### TASK OBJECTIVE
Your task is to quote the material that follows, in full and exactly.
┄┄┄┄┄┄
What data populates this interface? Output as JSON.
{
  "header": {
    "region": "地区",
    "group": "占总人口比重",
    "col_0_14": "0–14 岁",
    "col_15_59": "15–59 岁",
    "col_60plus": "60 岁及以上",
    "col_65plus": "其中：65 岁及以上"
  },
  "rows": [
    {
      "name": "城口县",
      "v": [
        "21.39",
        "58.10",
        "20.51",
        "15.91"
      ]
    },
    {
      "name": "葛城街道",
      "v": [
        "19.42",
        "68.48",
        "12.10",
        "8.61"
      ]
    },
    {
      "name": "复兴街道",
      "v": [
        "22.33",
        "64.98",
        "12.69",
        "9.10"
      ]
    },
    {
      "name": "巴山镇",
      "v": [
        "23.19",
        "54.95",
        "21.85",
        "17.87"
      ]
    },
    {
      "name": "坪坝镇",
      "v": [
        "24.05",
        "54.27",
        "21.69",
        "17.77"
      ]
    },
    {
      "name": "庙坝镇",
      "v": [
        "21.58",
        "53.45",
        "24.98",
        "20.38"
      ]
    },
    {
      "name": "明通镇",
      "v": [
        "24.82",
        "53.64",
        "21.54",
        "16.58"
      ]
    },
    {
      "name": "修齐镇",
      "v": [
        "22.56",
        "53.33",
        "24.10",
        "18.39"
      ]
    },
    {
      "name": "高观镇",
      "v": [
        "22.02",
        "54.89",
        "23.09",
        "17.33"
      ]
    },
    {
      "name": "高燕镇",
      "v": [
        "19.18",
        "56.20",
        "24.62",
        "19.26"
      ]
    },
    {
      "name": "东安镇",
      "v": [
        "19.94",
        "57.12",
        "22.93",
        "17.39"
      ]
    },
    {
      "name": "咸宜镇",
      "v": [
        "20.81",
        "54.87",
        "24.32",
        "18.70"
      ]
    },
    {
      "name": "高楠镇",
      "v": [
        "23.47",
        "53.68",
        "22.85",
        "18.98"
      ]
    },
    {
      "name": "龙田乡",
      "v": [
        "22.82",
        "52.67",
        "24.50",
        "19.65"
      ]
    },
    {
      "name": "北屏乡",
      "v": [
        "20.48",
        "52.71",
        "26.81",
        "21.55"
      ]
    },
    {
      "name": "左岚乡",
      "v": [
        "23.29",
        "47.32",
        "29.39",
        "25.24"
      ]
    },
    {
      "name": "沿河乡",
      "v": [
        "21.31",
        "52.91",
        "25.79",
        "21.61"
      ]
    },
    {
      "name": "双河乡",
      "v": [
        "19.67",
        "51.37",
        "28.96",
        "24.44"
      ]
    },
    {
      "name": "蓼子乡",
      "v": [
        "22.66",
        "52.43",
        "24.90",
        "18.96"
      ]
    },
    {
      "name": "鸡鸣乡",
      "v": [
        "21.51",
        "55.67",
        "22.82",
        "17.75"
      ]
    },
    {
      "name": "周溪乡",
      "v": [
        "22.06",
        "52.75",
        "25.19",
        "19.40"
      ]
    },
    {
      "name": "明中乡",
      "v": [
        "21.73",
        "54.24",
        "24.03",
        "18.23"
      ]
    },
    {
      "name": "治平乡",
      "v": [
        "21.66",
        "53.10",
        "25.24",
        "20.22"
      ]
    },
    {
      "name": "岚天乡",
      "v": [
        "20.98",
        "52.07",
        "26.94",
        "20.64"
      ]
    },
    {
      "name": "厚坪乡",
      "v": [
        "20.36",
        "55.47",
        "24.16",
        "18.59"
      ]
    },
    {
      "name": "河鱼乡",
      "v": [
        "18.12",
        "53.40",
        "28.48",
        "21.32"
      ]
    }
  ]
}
┄┄┄┄┄┄
### OUTPUT BELOW
What data populates this interface? Output as JSON.
{
  "header": {
    "region": "地区",
    "group": "占总人口比重",
    "col_0_14": "0–14 岁",
    "col_15_59": "15–59 岁",
    "col_60plus": "60 岁及以上",
    "col_65plus": "其中：65 岁及以上"
  },
  "rows": [
    {
      "name": "城口县",
      "v": [
        "21.39",
        "58.10",
        "20.51",
        "15.91"
      ]
    },
    {
      "name": "葛城街道",
      "v": [
        "19.42",
        "68.48",
        "12.10",
        "8.61"
      ]
    },
    {
      "name": "复兴街道",
      "v": [
        "22.33",
        "64.98",
        "12.69",
        "9.10"
      ]
    },
    {
      "name": "巴山镇",
      "v": [
        "23.19",
        "54.95",
        "21.85",
        "17.87"
      ]
    },
    {
      "name": "坪坝镇",
      "v": [
        "24.05",
        "54.27",
        "21.69",
        "17.77"
      ]
    },
    {
      "name": "庙坝镇",
      "v": [
        "21.58",
        "53.45",
        "24.98",
        "20.38"
      ]
    },
    {
      "name": "明通镇",
      "v": [
        "24.82",
        "53.64",
        "21.54",
        "16.58"
      ]
    },
    {
      "name": "修齐镇",
      "v": [
        "22.56",
        "53.33",
        "24.10",
        "18.39"
      ]
    },
    {
      "name": "高观镇",
      "v": [
        "22.02",
        "54.89",
        "23.09",
        "17.33"
      ]
    },
    {
      "name": "高燕镇",
      "v": [
        "19.18",
        "56.20",
        "24.62",
        "19.26"
      ]
    },
    {
      "name": "东安镇",
      "v": [
        "19.94",
        "57.12",
        "22.93",
        "17.39"
      ]
    },
    {
      "name": "咸宜镇",
      "v": [
        "20.81",
        "54.87",
        "24.32",
        "18.70"
      ]
    },
    {
      "name": "高楠镇",
      "v": [
        "23.47",
        "53.68",
        "22.85",
        "18.98"
      ]
    },
    {
      "name": "龙田乡",
      "v": [
        "22.82",
        "52.67",
        "24.50",
        "19.65"
      ]
    },
    {
      "name": "北屏乡",
      "v": [
        "20.48",
        "52.71",
        "26.81",
        "21.55"
      ]
    },
    {
      "name": "左岚乡",
      "v": [
        "23.29",
        "47.32",
        "29.39",
        "25.24"
      ]
    },
    {
      "name": "沿河乡",
      "v": [
        "21.31",
        "52.91",
        "25.79",
        "21.61"
      ]
    },
    {
      "name": "双河乡",
      "v": [
        "19.67",
        "51.37",
        "28.96",
        "24.44"
      ]
    },
    {
      "name": "蓼子乡",
      "v": [
        "22.66",
        "52.43",
        "24.90",
        "18.96"
      ]
    },
    {
      "name": "鸡鸣乡",
      "v": [
        "21.51",
        "55.67",
        "22.82",
        "17.75"
      ]
    },
    {
      "name": "周溪乡",
      "v": [
        "22.06",
        "52.75",
        "25.19",
        "19.40"
      ]
    },
    {
      "name": "明中乡",
      "v": [
        "21.73",
        "54.24",
        "24.03",
        "18.23"
      ]
    },
    {
      "name": "治平乡",
      "v": [
        "21.66",
        "53.10",
        "25.24",
        "20.22"
      ]
    },
    {
      "name": "岚天乡",
      "v": [
        "20.98",
        "52.07",
        "26.94",
        "20.64"
      ]
    },
    {
      "name": "厚坪乡",
      "v": [
        "20.36",
        "55.47",
        "24.16",
        "18.59"
      ]
    },
    {
      "name": "河鱼乡",
      "v": [
        "18.12",
        "53.40",
        "28.48",
        "21.32"
      ]
    }
  ]
}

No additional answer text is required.